Records from a data collection
[start]

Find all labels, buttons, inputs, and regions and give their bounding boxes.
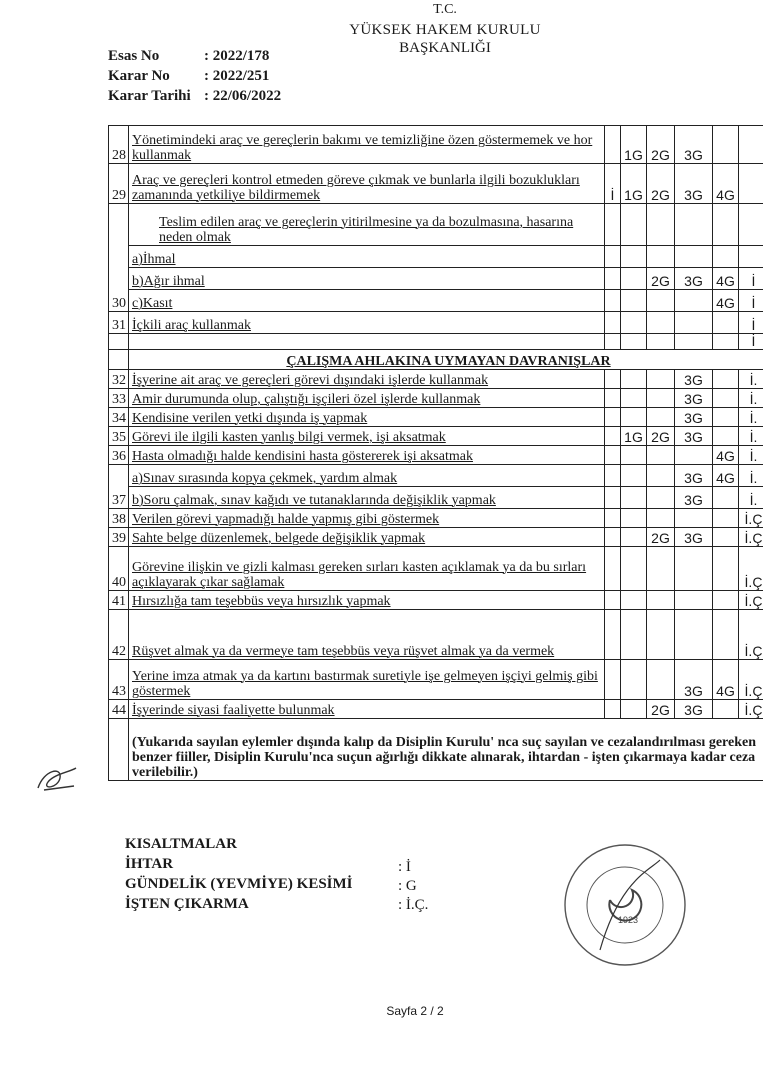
signature-mark xyxy=(30,760,90,800)
penalty-cell: İ. xyxy=(739,427,763,446)
penalty-cell: 2G xyxy=(647,700,675,719)
header-subtitle: BAŞKANLIĞI xyxy=(399,40,491,56)
abbreviation-value: : İ.Ç. xyxy=(398,897,429,913)
row-subtext: a)Sınav sırasında kopya çekmek, yardım almak xyxy=(129,465,605,487)
row-subtext: a)İhmal xyxy=(129,246,605,268)
table-row xyxy=(109,660,763,700)
penalty-cell: İ.Ç xyxy=(739,528,763,547)
penalty-cell: İ xyxy=(739,334,763,350)
penalty-cell: 3G xyxy=(675,465,713,487)
row-number: 31 xyxy=(109,312,129,334)
table-row xyxy=(109,370,763,389)
row-number: 28 xyxy=(109,126,129,164)
penalty-cell: 2G xyxy=(647,427,675,446)
row-text: Yönetimindeki araç ve gereçlerin bakımı ve temizliğine özen göstermemek ve hor kullanmak xyxy=(129,126,605,164)
table-row xyxy=(109,591,763,610)
penalty-cell: İ xyxy=(739,312,763,334)
row-number: 41 xyxy=(109,591,129,610)
penalty-cell: 4G xyxy=(713,268,739,290)
closing-note: (Yukarıda sayılan eylemler dışında kalıp da Disiplin Kurulu' nca suç sayılan ve cezalandırılması gereken benzer fiiller, Disiplin Kurulu'nca suçun ağırlığı dikkate alınarak, ihtardan - işten çıkarmaya kadar ceza verilebilir.) xyxy=(129,719,763,781)
row-text: Kendisine verilen yetki dışında iş yapmak xyxy=(129,408,605,427)
penalty-cell: 1G xyxy=(621,427,647,446)
table-row xyxy=(109,408,763,427)
penalty-cell: 3G xyxy=(675,389,713,408)
abbreviation-values xyxy=(398,858,428,915)
row-text: Teslim edilen araç ve gereçlerin yitirilmesine ya da bozulmasına, hasarına neden olmak xyxy=(129,204,605,246)
header-tc: T.C. xyxy=(433,2,457,17)
discipline-table xyxy=(108,125,763,781)
table-row xyxy=(109,164,763,204)
penalty-cell: İ. xyxy=(739,370,763,389)
table-row xyxy=(109,446,763,465)
table-row xyxy=(109,700,763,719)
meta-value: : 2022/178 xyxy=(204,48,270,64)
penalty-cell: İ. xyxy=(739,408,763,427)
penalty-cell: 4G xyxy=(713,164,739,204)
penalty-cell xyxy=(739,164,763,204)
penalty-cell: 1G xyxy=(621,164,647,204)
row-number: 39 xyxy=(109,528,129,547)
penalty-cell: 2G xyxy=(647,164,675,204)
row-number: 44 xyxy=(109,700,129,719)
penalty-cell: İ.Ç xyxy=(739,610,763,660)
section-title: ÇALIŞMA AHLAKINA UYMAYAN DAVRANIŞLAR xyxy=(129,350,763,370)
penalty-cell xyxy=(713,126,739,164)
penalty-cell: İ.Ç xyxy=(739,700,763,719)
table-row xyxy=(109,246,763,268)
penalty-cell xyxy=(605,126,621,164)
table-row xyxy=(109,528,763,547)
row-number: 29 xyxy=(109,164,129,204)
penalty-cell: 3G xyxy=(675,700,713,719)
abbreviation-value: : İ xyxy=(398,859,411,875)
abbreviations-title: KISALTMALAR xyxy=(125,836,237,852)
penalty-cell: 3G xyxy=(675,268,713,290)
row-number: 43 xyxy=(109,660,129,700)
row-number: 30 xyxy=(109,204,129,312)
row-text: Verilen görevi yapmadığı halde yapmış gibi göstermek xyxy=(129,509,605,528)
row-text: İşyerinde siyasi faaliyette bulunmak xyxy=(129,700,605,719)
penalty-cell: İ.Ç xyxy=(739,509,763,528)
penalty-cell: 4G xyxy=(713,290,739,312)
table-row xyxy=(109,427,763,446)
row-text: Yerine imza atmak ya da kartını bastırmak suretiyle işe gelmeyen işçiyi gelmiş gibi göstermek xyxy=(129,660,605,700)
penalty-cell: 3G xyxy=(675,408,713,427)
abbreviation-label: GÜNDELİK (YEVMİYE) KESİMİ xyxy=(125,876,353,892)
penalty-cell: 2G xyxy=(647,268,675,290)
table-row xyxy=(109,126,763,164)
penalty-cell: İ. xyxy=(739,465,763,487)
row-text: İşyerine ait araç ve gereçleri görevi dışındaki işlerde kullanmak xyxy=(129,370,605,389)
official-seal xyxy=(560,840,690,970)
row-text: Hasta olmadığı halde kendisini hasta göstererek işi aksatmak xyxy=(129,446,605,465)
seal-year: 1923 xyxy=(618,915,639,925)
row-number: 37 xyxy=(109,465,129,509)
note-row xyxy=(109,719,763,781)
penalty-cell: İ.Ç xyxy=(739,547,763,591)
penalty-cell: İ xyxy=(739,290,763,312)
meta-label: Esas No xyxy=(108,48,160,64)
meta-label: Karar No xyxy=(108,68,170,84)
row-text: Sahte belge düzenlemek, belgede değişiklik yapmak xyxy=(129,528,605,547)
penalty-cell: İ. xyxy=(739,389,763,408)
row-number: 42 xyxy=(109,610,129,660)
table-row xyxy=(109,547,763,591)
row-text: Amir durumunda olup, çalıştığı işçileri özel işlerde kullanmak xyxy=(129,389,605,408)
table-row xyxy=(109,610,763,660)
table-row xyxy=(109,268,763,290)
header-title: YÜKSEK HAKEM KURULU xyxy=(349,22,541,38)
table-row xyxy=(109,312,763,334)
penalty-cell: İ. xyxy=(739,446,763,465)
case-metadata xyxy=(108,48,281,108)
table-row xyxy=(109,509,763,528)
penalty-cell: İ xyxy=(605,164,621,204)
penalty-cell: 3G xyxy=(675,528,713,547)
row-subtext: b)Ağır ihmal xyxy=(129,268,605,290)
table-row xyxy=(109,204,763,246)
row-number: 40 xyxy=(109,547,129,591)
penalty-cell: 2G xyxy=(647,126,675,164)
penalty-cell: 3G xyxy=(675,164,713,204)
penalty-cell: 2G xyxy=(647,528,675,547)
row-number: 38 xyxy=(109,509,129,528)
abbreviation-value: : G xyxy=(398,878,417,894)
row-number: 35 xyxy=(109,427,129,446)
penalty-cell: 4G xyxy=(713,465,739,487)
row-number: 32 xyxy=(109,370,129,389)
row-number: 33 xyxy=(109,389,129,408)
penalty-cell xyxy=(739,126,763,164)
meta-value: : 22/06/2022 xyxy=(204,88,282,104)
row-text: Görevine ilişkin ve gizli kalması gereken sırları kasten açıklamak ya da bu sırları açıklayarak çıkar sağlamak xyxy=(129,547,605,591)
table-row xyxy=(109,389,763,408)
table-row xyxy=(109,334,763,350)
abbreviations-block xyxy=(125,834,353,914)
meta-label: Karar Tarihi xyxy=(108,88,191,104)
row-text: İçkili araç kullanmak xyxy=(129,312,605,334)
penalty-cell: İ.Ç xyxy=(739,660,763,700)
section-header-row xyxy=(109,350,763,370)
page-number: Sayfa 2 / 2 xyxy=(386,1004,444,1018)
row-text: Hırsızlığa tam teşebbüs veya hırsızlık yapmak xyxy=(129,591,605,610)
penalty-cell: 3G xyxy=(675,660,713,700)
penalty-cell: 1G xyxy=(621,126,647,164)
penalty-cell: 3G xyxy=(675,370,713,389)
penalty-cell: İ.Ç xyxy=(739,591,763,610)
table-row xyxy=(109,487,763,509)
penalty-cell: İ. xyxy=(739,487,763,509)
penalty-cell: 4G xyxy=(713,660,739,700)
abbreviation-label: İŞTEN ÇIKARMA xyxy=(125,896,249,912)
row-subtext: c)Kasıt xyxy=(129,290,605,312)
meta-value: : 2022/251 xyxy=(204,68,270,84)
penalty-cell: 3G xyxy=(675,487,713,509)
abbreviation-label: İHTAR xyxy=(125,856,174,872)
penalty-cell: İ xyxy=(739,268,763,290)
row-text: Görevi ile ilgili kasten yanlış bilgi vermek, işi aksatmak xyxy=(129,427,605,446)
row-number: 36 xyxy=(109,446,129,465)
row-text: Rüşvet almak ya da vermeye tam teşebbüs veya rüşvet almak ya da vermek xyxy=(129,610,605,660)
penalty-cell: 3G xyxy=(675,427,713,446)
table-row xyxy=(109,465,763,487)
row-subtext: b)Soru çalmak, sınav kağıdı ve tutanaklarında değişiklik yapmak xyxy=(129,487,605,509)
penalty-cell: 4G xyxy=(713,446,739,465)
row-text: Araç ve gereçleri kontrol etmeden göreve çıkmak ve bunlarla ilgili bozuklukları zamanında yetkiliye bildirmemek xyxy=(129,164,605,204)
table-row xyxy=(109,290,763,312)
penalty-cell: 3G xyxy=(675,126,713,164)
row-number: 34 xyxy=(109,408,129,427)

[end]

WHAT YOU WILL DO
Output the lines above exactly as they appear, starting from the line containing "signature-mark xyxy=(30,760,90,800)" and ending with the line containing "row-subtext: a)Sınav sırasında", including both.

ANSWER FOR THE TASK
signature-mark xyxy=(30,760,90,800)
penalty-cell: İ. xyxy=(739,427,763,446)
penalty-cell: 2G xyxy=(647,700,675,719)
header-subtitle: BAŞKANLIĞI xyxy=(399,40,491,56)
abbreviation-value: : İ.Ç. xyxy=(398,897,429,913)
row-subtext: a)Sınav sırasında kopya çekmek, yardım almak xyxy=(129,465,605,487)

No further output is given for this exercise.